# Tasks to perform:
A: From the passage on Iraq's tourism plans, retype the part that opens with the words containing "OPEC’s second largest" and closes with "classification for Iraq.".
B: In the passage on Iraq's tourism plans, recast the paragraph beginning "Yassin said the strategy includes" as a short list that keeps its main facts.
C: Answer these from the passage on Iraq's tourism plans:
(i) How many tourists does the national strategy aim to attract by 2035?
(ii) What non-oil revenue target has the government set for 2028?
(iii) What is the seating capacity of the planned opera house?

# Excerpted text:
# # # #
OPEC’s second largest oil producer welcomed the UK’s decision in 2025 to downgrade its security classification of Iraq, saying this reflected improved security in the country.
The Iraqi foreign ministry had welcomed the decision as an important achievement, which supports Baghdad’s efforts to achieve stability and a safe investment environment, while calling on other Western countries to review their security classification for Iraq.
“We have devised a national strategy to develop the tourism sector, stretching until 2035 during which we aim to attract 10 million tourists,” said Ali Yassin, a spokesman for Iraq’s ministry of culture and tourism.
“We have faced obstacles in developing the tourism sector due to security alerts by Western countries and China…Britain has relaxed restrictions, and we hope that other countries will follow suit,” he told the official Iraqi News Agency (INA).
Yassin said the strategy includes conferences, exhibitions, promotion visits to other countries as well as several projects to rehabilitate and reconstruct tourist sites and increasing tourism spending with the aim of expanding the sector’s contribution to GDP.
Iraq, which is saddled with large public debt due to persistent fiscal deficits, is striving to boost non-oil revenues with an emphasis on industry and tourism.
The planning ministry said last year that the government has set a target to increase non-oil revenues to a record high of around 79 trillion Iraqi dinars ($60 billion) in 2028.In September, Iraq unveiled a project to rehabilitate a tourism town associated with Mesopotamian civilisation.
The project includes a Sumerian Ur International Museum with more than 3,000 artifacts along with comprehensive cultural and service facilities and a Sumerian Theatre with a seating capacity of up to 1,500 people as well as the first opera house in Iraq with a capacity of 1,250 people.
# # # #
# Material:

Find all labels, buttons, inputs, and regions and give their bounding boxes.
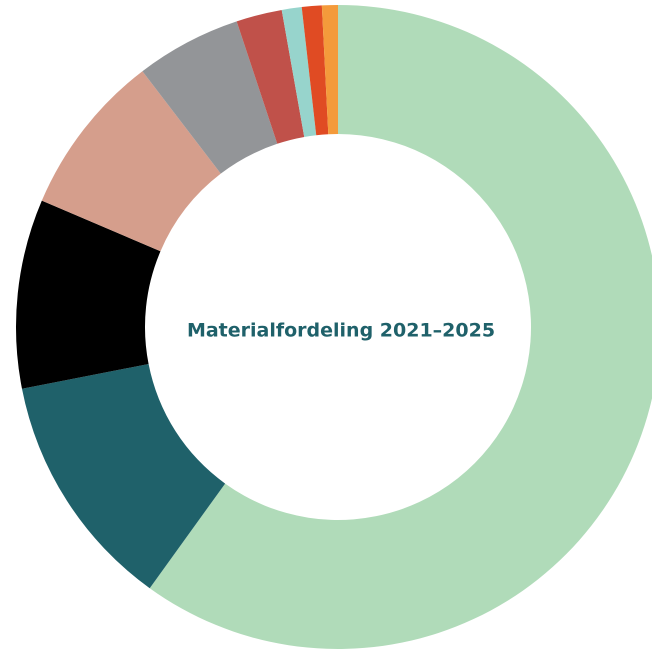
# # # #
# Solutions to each task:
A:
OPEC’s second largest oil producer welcomed the UK’s decision in 2025 to downgrade its security classification of Iraq, saying this reflected improved security in the country.
The Iraqi foreign ministry had welcomed the decision as an important achievement, which supports Baghdad’s efforts to achieve stability and a safe investment environment, while calling on other Western countries to review their security classification for Iraq.

B:
According to Yassin, the strategy includes:
- conferences and exhibitions
- promotion visits to other countries
- projects to rehabilitate and reconstruct tourist sites
- increased tourism spending, aimed at expanding the sector's contribution to GDP

C:
(i) 10 million tourists.
(ii) A record high of around 79 trillion Iraqi dinars ($60 billion).
(iii) 1,250 people.